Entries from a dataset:
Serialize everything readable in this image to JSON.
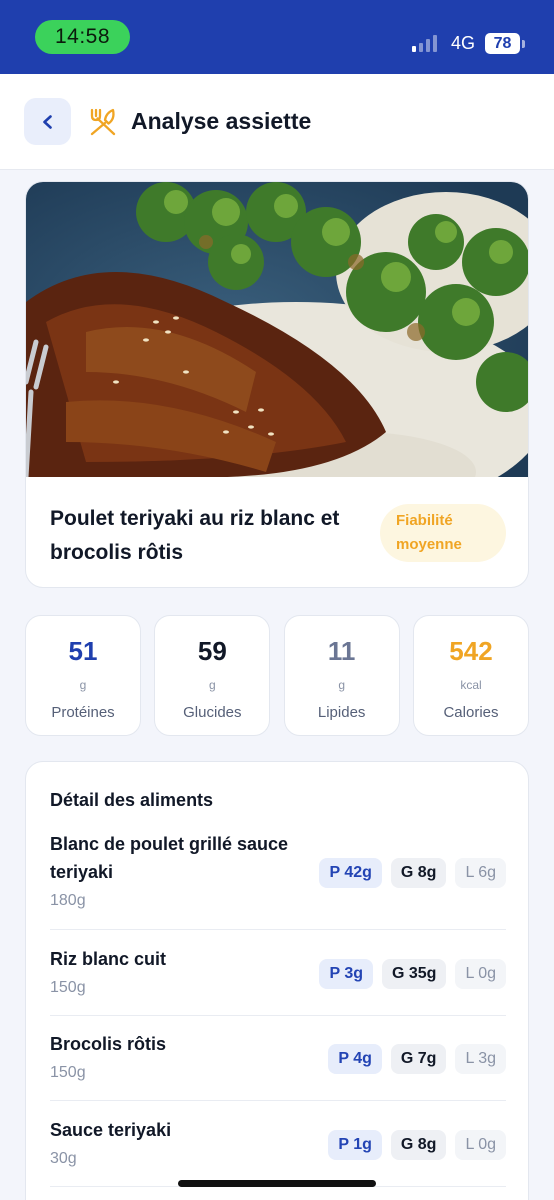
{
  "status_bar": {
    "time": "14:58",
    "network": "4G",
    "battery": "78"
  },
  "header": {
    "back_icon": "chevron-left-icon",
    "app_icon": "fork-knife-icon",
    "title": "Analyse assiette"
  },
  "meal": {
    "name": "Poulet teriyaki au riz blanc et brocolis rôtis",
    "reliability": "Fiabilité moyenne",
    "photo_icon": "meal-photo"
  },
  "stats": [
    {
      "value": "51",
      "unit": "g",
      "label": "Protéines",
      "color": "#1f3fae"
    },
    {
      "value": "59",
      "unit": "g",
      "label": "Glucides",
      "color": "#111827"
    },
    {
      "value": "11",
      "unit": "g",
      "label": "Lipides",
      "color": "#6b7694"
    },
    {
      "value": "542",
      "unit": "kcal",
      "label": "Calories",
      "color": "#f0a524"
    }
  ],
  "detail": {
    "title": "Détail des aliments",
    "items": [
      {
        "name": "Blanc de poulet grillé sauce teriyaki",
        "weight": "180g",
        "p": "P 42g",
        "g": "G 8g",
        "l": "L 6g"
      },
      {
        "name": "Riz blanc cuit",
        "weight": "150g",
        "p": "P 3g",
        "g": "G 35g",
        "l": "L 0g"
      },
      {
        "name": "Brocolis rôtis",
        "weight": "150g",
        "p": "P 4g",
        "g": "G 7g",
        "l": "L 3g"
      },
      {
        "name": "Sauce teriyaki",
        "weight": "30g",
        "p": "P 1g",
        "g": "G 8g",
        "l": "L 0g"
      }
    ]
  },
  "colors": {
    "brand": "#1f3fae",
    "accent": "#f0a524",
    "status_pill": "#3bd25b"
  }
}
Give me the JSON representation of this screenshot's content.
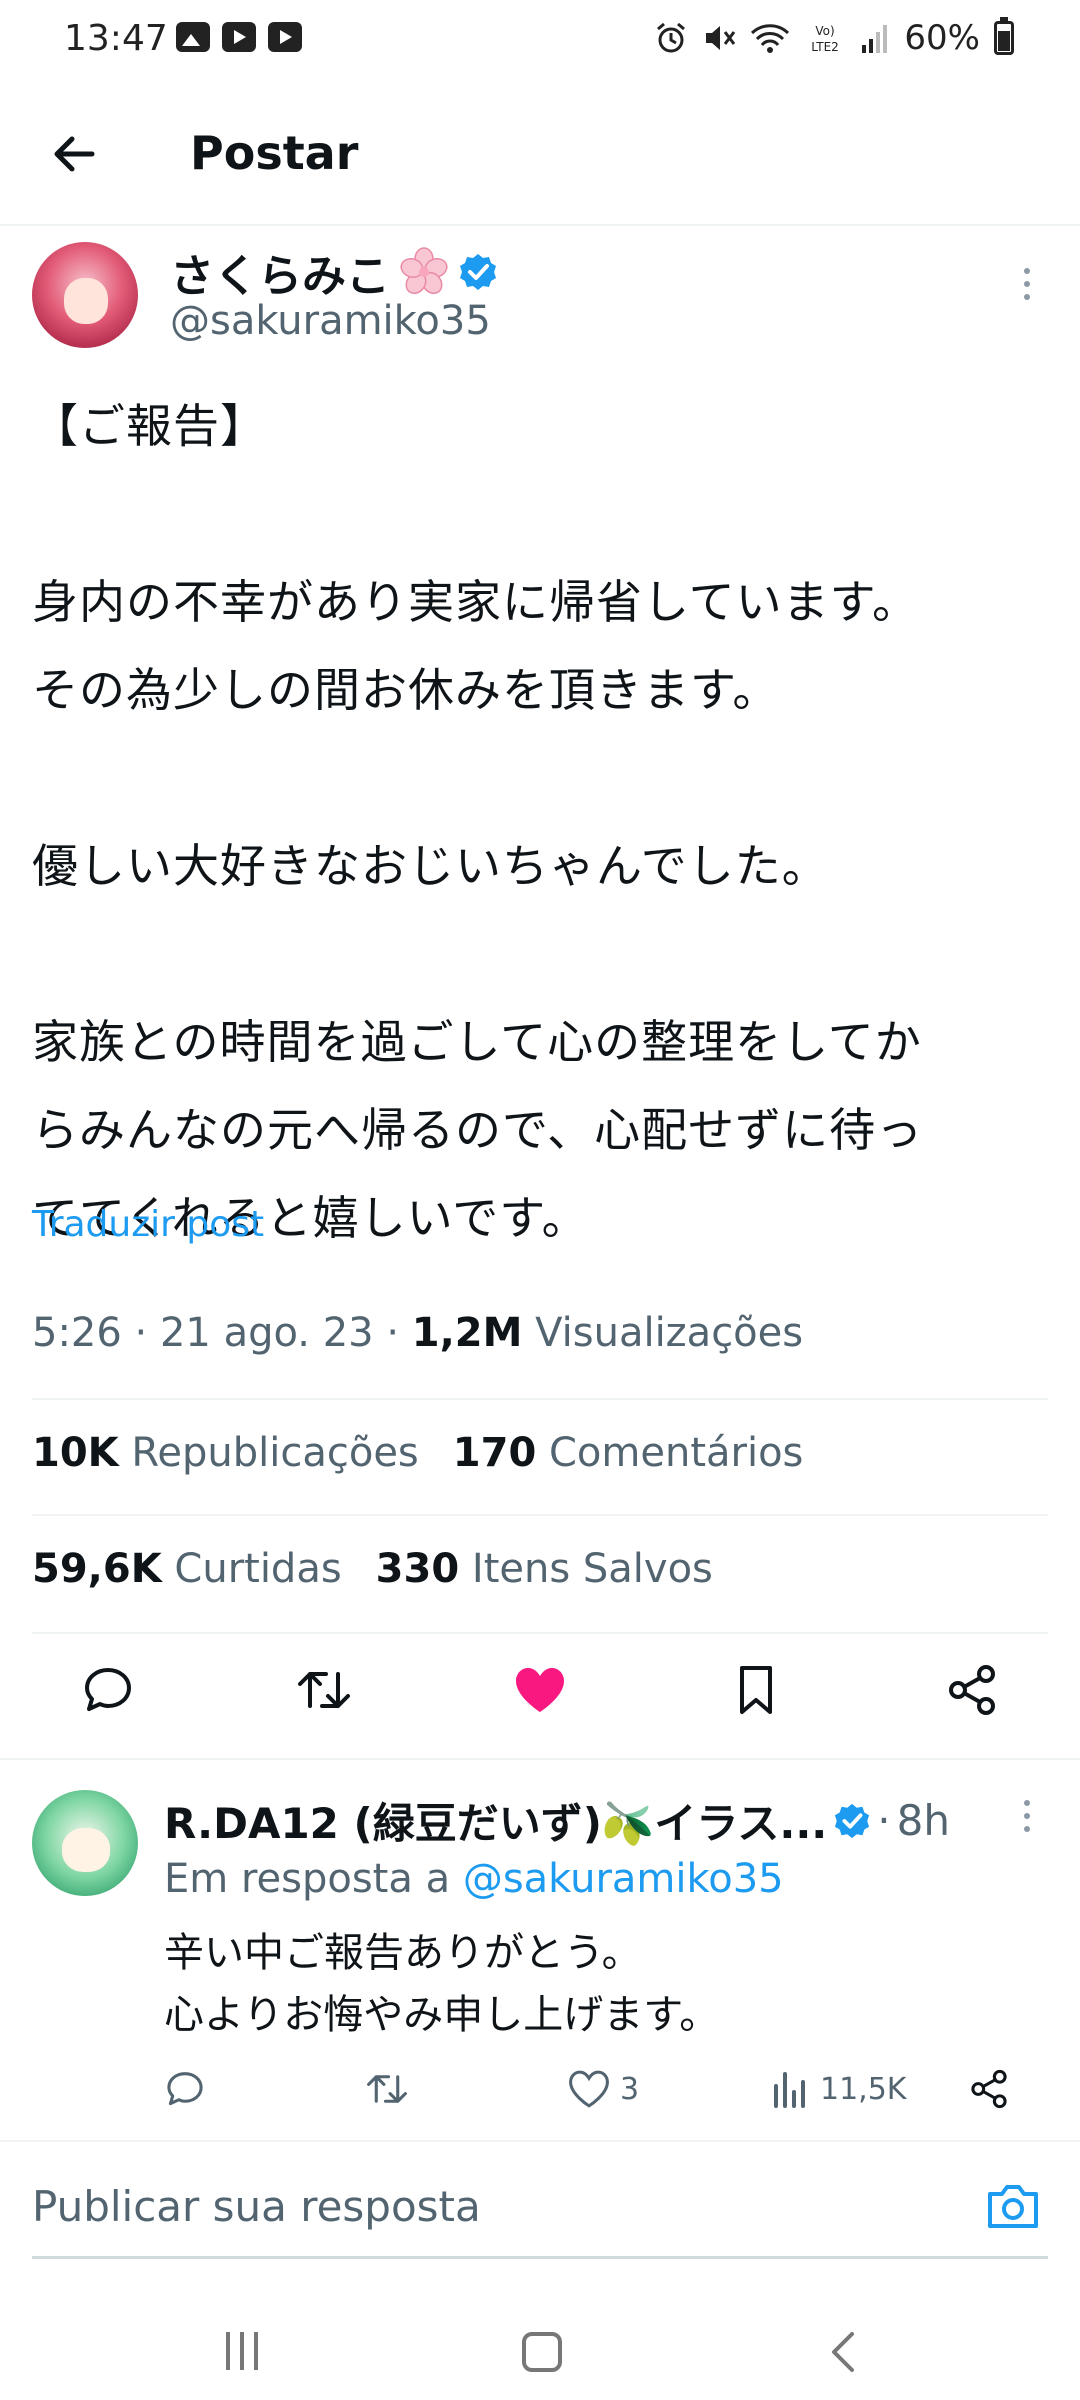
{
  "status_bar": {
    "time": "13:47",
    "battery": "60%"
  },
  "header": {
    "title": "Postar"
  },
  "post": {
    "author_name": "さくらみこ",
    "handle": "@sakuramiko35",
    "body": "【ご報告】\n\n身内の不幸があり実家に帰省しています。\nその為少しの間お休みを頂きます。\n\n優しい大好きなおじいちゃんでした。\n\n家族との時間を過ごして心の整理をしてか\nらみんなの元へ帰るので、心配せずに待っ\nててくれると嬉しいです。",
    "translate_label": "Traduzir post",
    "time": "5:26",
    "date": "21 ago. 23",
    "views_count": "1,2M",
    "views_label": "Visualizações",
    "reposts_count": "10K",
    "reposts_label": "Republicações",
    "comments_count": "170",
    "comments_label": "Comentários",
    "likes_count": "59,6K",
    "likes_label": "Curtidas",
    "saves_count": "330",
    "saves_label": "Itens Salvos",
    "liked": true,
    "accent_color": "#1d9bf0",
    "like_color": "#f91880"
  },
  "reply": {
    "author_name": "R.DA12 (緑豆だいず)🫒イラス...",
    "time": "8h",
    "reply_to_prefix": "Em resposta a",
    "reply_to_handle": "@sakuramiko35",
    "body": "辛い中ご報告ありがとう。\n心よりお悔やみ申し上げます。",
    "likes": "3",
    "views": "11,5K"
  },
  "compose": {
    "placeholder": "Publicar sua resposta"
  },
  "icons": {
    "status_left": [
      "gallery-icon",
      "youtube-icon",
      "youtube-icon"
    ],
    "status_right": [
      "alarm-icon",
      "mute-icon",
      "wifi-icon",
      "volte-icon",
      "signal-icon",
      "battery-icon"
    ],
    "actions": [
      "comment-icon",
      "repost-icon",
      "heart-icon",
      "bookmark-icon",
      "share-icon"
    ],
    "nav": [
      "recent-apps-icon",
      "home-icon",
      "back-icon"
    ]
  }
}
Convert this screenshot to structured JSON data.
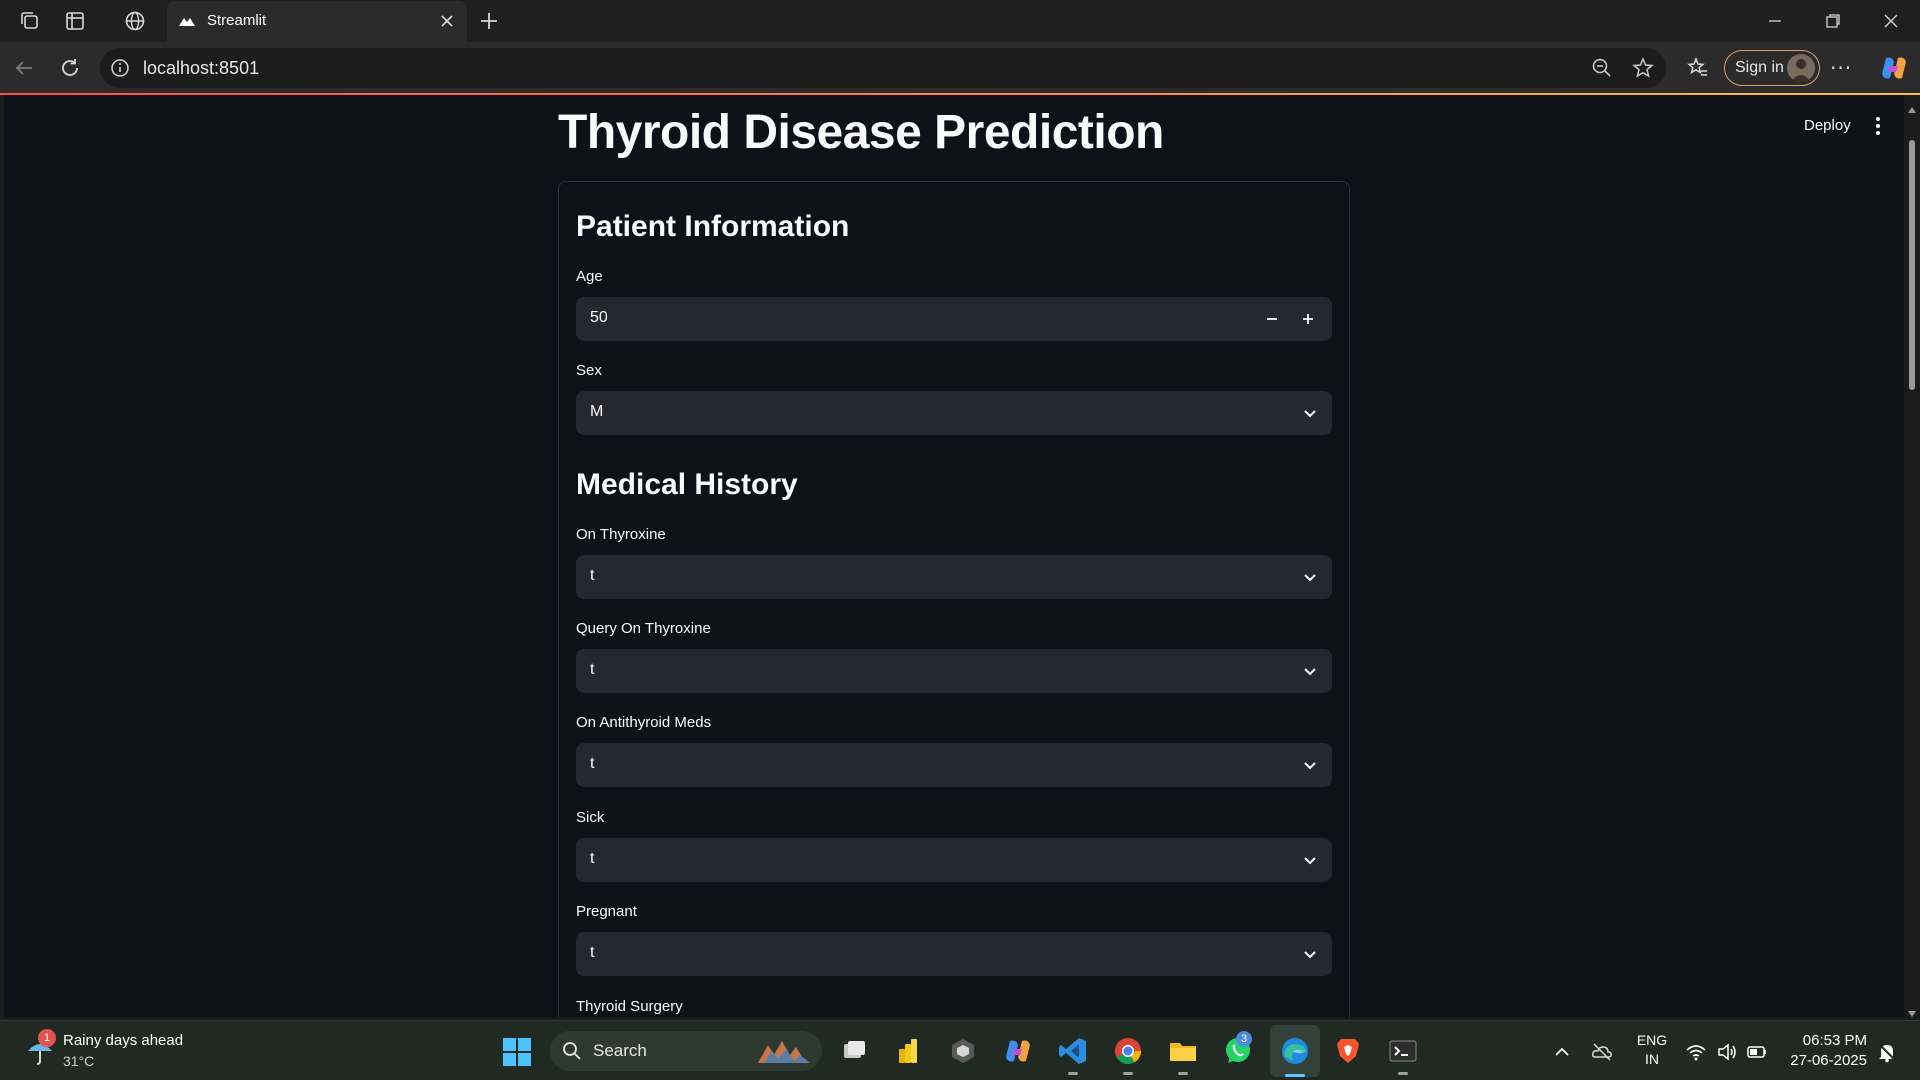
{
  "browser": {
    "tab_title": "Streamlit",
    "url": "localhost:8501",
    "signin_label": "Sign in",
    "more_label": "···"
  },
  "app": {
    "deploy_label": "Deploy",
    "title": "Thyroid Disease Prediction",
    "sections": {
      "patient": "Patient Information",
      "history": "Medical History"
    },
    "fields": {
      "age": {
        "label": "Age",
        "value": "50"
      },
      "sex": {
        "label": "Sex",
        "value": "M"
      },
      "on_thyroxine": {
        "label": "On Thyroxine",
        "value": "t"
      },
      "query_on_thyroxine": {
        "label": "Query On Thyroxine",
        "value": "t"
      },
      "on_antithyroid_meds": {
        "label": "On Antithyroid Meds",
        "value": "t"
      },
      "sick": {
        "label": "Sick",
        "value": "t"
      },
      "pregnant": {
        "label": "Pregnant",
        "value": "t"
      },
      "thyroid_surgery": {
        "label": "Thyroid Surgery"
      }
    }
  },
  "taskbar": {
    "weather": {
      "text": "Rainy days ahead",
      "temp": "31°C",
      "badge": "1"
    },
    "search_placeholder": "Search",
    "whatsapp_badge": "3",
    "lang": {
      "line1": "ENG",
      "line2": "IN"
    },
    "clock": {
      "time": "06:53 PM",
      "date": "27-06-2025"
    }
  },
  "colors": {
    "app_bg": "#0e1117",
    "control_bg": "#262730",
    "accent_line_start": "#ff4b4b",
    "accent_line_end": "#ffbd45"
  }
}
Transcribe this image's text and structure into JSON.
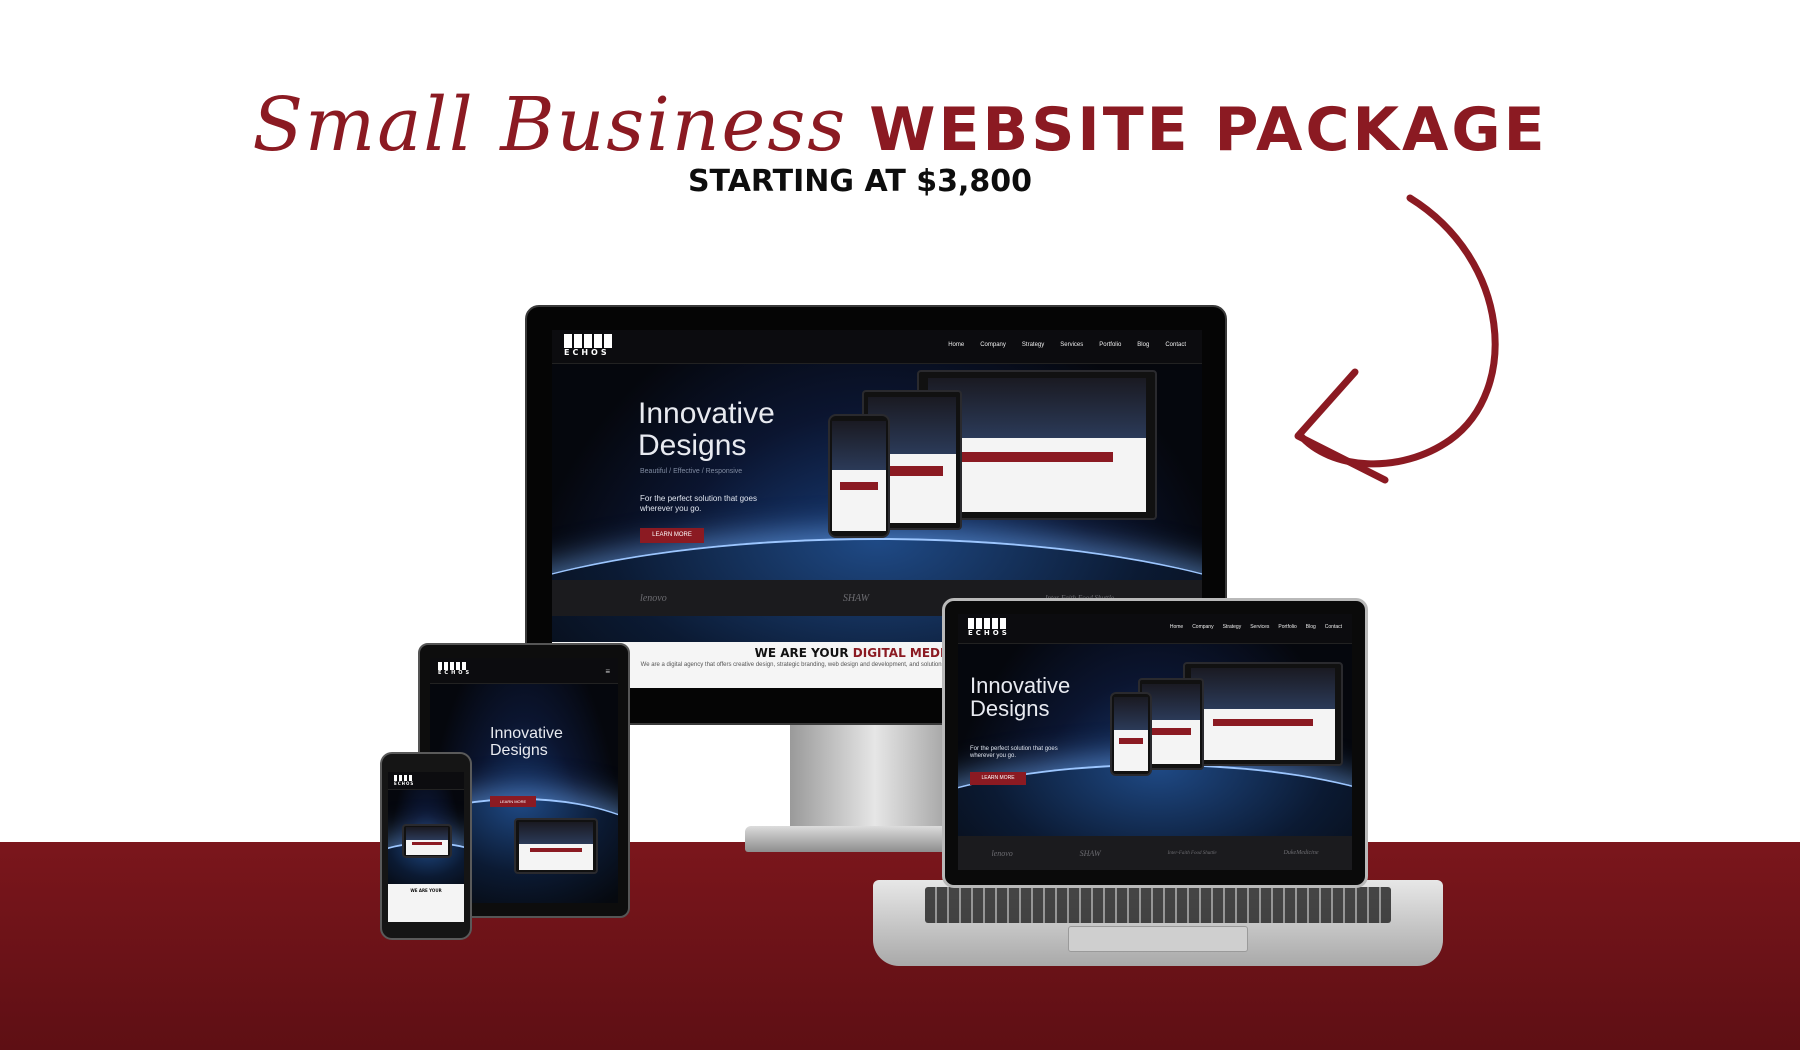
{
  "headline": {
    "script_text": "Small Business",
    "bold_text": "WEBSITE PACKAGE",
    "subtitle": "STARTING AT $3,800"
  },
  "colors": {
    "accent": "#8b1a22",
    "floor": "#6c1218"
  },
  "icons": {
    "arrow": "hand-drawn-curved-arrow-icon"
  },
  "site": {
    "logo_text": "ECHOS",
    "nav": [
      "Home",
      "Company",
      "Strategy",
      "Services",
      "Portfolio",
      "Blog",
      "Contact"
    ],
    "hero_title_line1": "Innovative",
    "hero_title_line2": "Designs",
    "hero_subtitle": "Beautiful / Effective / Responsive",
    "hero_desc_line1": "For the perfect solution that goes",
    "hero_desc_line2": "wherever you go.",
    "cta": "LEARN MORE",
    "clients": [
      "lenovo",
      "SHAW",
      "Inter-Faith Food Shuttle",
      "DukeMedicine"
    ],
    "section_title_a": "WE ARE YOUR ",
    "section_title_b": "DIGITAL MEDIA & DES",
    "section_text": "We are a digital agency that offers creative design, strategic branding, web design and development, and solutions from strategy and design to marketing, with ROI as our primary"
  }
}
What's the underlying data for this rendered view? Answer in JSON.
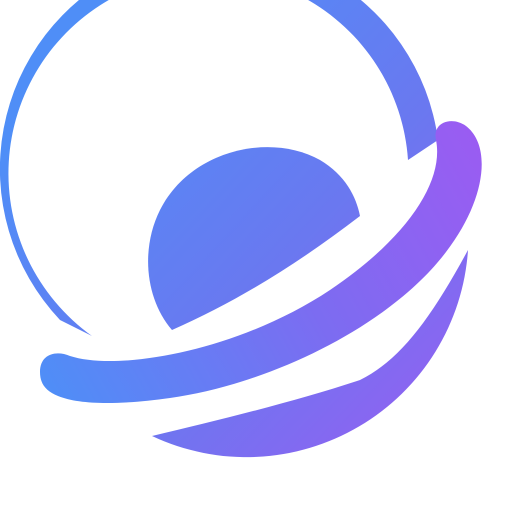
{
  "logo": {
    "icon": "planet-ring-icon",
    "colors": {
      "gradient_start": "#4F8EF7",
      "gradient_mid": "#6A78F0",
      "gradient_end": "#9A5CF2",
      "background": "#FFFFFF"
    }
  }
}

» Task details
Repeat exactly the lines from the one holding "What's the underlying" through the last line of the entries, both included; the pictures do not belong in the copy.

» Exercise output
What's the underlying data for this rendered view? Answer in JSON.
{
  "logo": {
    "icon": "planet-ring-icon",
    "colors": {
      "gradient_start": "#4F8EF7",
      "gradient_mid": "#6A78F0",
      "gradient_end": "#9A5CF2",
      "background": "#FFFFFF"
    }
  }
}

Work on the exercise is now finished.